ПОСТАВЛЕННАЯ ЗАДАЧА A:
Перескажите сжато абзац текста о словообразовании, который начинается словами «Среди кáлек особого внимания», и сохраните его основные факты.
ПОСТАВЛЕННАЯ ЗАДАЧА B:
Процитируйте фрагмент текста о словообразовании: начните с места, где стоят слова «Среди кáлек особого», и остановитесь после слов «зверообразный — русскими образованиями.».

СТРАНИЦА:
Среди кáлек особого внимания заслуживают кальки типа светоносный и чудотворный. Первая является калькой греч. φωσφώρος ‘светоносный, лучезарный, сияющий’. Вторая — калькой греч. τερατουργός ‘чудотворный’. Вторая часть русских слов-калек -носный и -творный отделяется от первой и становится средством образования новых слов уже на русской почве без всякого влияния греческого или иного языка, например, молниеносный, броненосный, яйценосный, тошнотворный, снотворный, смехотворный и др. Вопрос о том, являются ли подобные слова кальками или собственно русскими образованиями, нужно решать в каждом случае отдельно. Так, боговидный и богообразрный являются кальками греч. θεοειδής ‘богоподобный’, а зверовидный и зверообразный — русскими образованиями.

42.11. Суффлексация

К суффиксальному способу словообразования тесно примыкает такой, для обозначения которого целесообразно создать новый термин, — суффлексальный. Выше (§28) говорилось о том, что граница между формообразованием и словообразованием не является абсолютной; среди изменяемых слов нет таких, которые были бы грамматически не оформлены, поэтому само образование грамматической формы является одновременно и средством словообразования. Так, от корня *g-, выражающего идею быстрого движения при помощи ног, в праслав. языке образовалось и сущ. *g-o-s > бѣгъ > бег, и глаг. в личных формах, например, *g-o-m > *bēg(= ст.-сл. бѣгѫ) > бѣгу > бегу, и инфинитив *g-ti > бѣчи > бечь. 

Нельзя забывать, что словоизменение исторически в целом складывается после и на фоне словообразования. После того как древние основообразующие элементы имен существительных утратили свое исконное значение, в языке возникли «различные парадигматические и деривационные модели, которые и служили образцами для именных новообразований» [Бернштейн 1974, 140]. Это значит, что бывшие суффиксы *ā, *ŏ, *ĭ и др., превратившись в окончания, не утратили своей роли словообразовательного средства. Еще Ф. И. Буслаев отметил, что «иногда суффикс совпадает с флексиею; напр., в словах лом-ъ, вод-а звуки ъ и а — суффиксы имен существительных, один муж. р., другой жен. р., — и вместе — флексии имен. пад. ед. ч.» [Буслаев 2006, 92]. Развивая эту мысль, Н. М. Шанский также писал: «Однако в некоторых словообразовательных типах имен окончание выступает не как формообразующий элемент, а как синкретическая, словоформообразующая морфема, являясь, собственно, не только окончанием, но и суффиксом, участвующим в образовании слова» [Шанский 2010, 109]. К такому типу Н. М. Шанский относит слова «крановщица, колхозница, кума, супруга, раба, инфанта, кузина и т. п., в которых окончания не только выражают синтаксические свойства слова, но и указывают на пол обозначенного словом действующего лица (ср. крановщик, колхозник, кум, супруг, раб, инфант, кузен и др.)» [Шанский 2010, 110]; -а в кум-а и проч. не просто суффикс и не просто окончание, а сложная единица, выражающая как грамматические значения рода, числа и падежа, так и словообразовательное значение ‘лицо женского пола’. Исторический -а — это праслав. суффикс именной основы *ā; считается, что после переразложения основ *ā превратился в окончание, но это такое окончание, которое по-прежнему играет словообразующую роль, и не случайно Н. М. Шанский назвал его словоформообразующей морфемой, а не формословообразующей. Эта словоформообразующая морфема имеет место не только в таких ясных случаях, как кум — кума, раб — раба, но и в таких, как кладовщик — кладовщица, отличник — отличница, портной — портниха: в словах клавдов-щиц-а, отличн-иц-а, портн-иха, словообразовательным формантом со значением ‘лицо женского пола’ будет не -щиц- или -иц-, а именно и -иха. (Чередование к // ц в таких новообразованиях, как крановщица, возникло не по причине 3-ей палатализации, а по аналогии с такими древними образованиями, как пророчица, вѣщица и проч.).

СОБРАННЫЕ ДАННЫЕ:

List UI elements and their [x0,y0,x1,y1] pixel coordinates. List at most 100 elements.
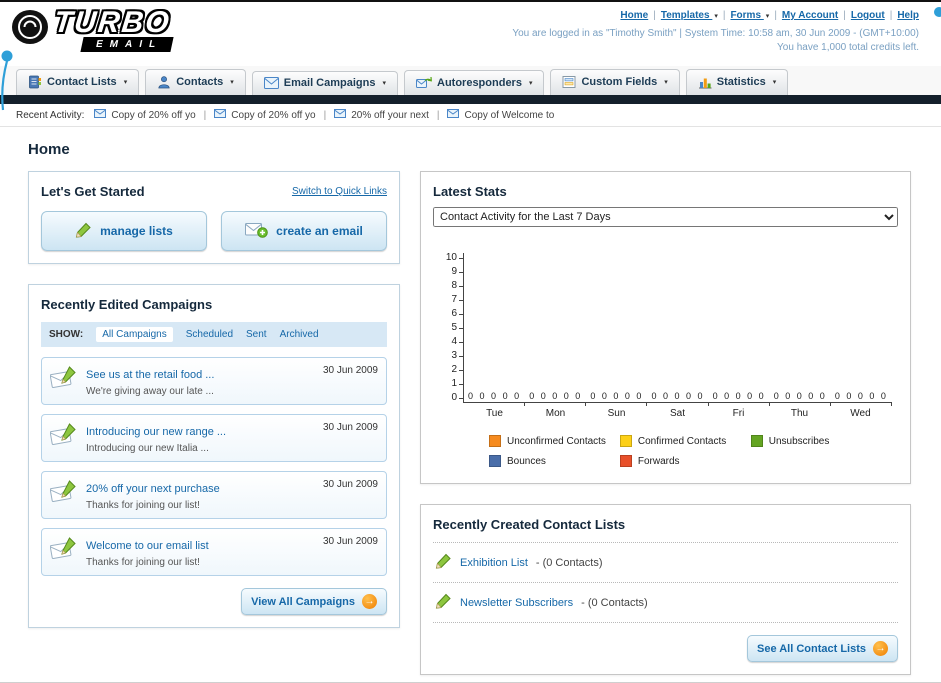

ПОЛНОЕ РЕШЕНИЕ A:
Особого внимания заслуживают кальки «светоносный» (от греч. φωσφώρος ‘светоносный, лучезарный, сияющий’) и «чудотворный» (от греч. τερατουργός ‘чудотворный’). Их вторые части -носный и -творный отделились и стали образовывать новые слова уже на русской почве без влияния других языков: «молниеносный», «броненосный», «тошнотворный», «снотворный» и др. Является ли такое слово калькой или русским образованием, нужно решать в каждом случае отдельно. Например, «боговидный» — калька греч. θεοειδής ‘богоподобный’, а «зверовидный» и «зверообразный» — русские образования.

ПОЛНОЕ РЕШЕНИЕ B:
Среди кáлек особого внимания заслуживают кальки типа светоносный и чудотворный. Первая является калькой греч. φωσφώρος ‘светоносный, лучезарный, сияющий’. Вторая — калькой греч. τερατουργός ‘чудотворный’. Вторая часть русских слов-калек -носный и -творный отделяется от первой и становится средством образования новых слов уже на русской почве без всякого влияния греческого или иного языка, например, молниеносный, броненосный, яйценосный, тошнотворный, снотворный, смехотворный и др. Вопрос о том, являются ли подобные слова кальками или собственно русскими образованиями, нужно решать в каждом случае отдельно. Так, боговидный и богообразрный являются кальками греч. θεοειδής ‘богоподобный’, а зверовидный и зверообразный — русскими образованиями.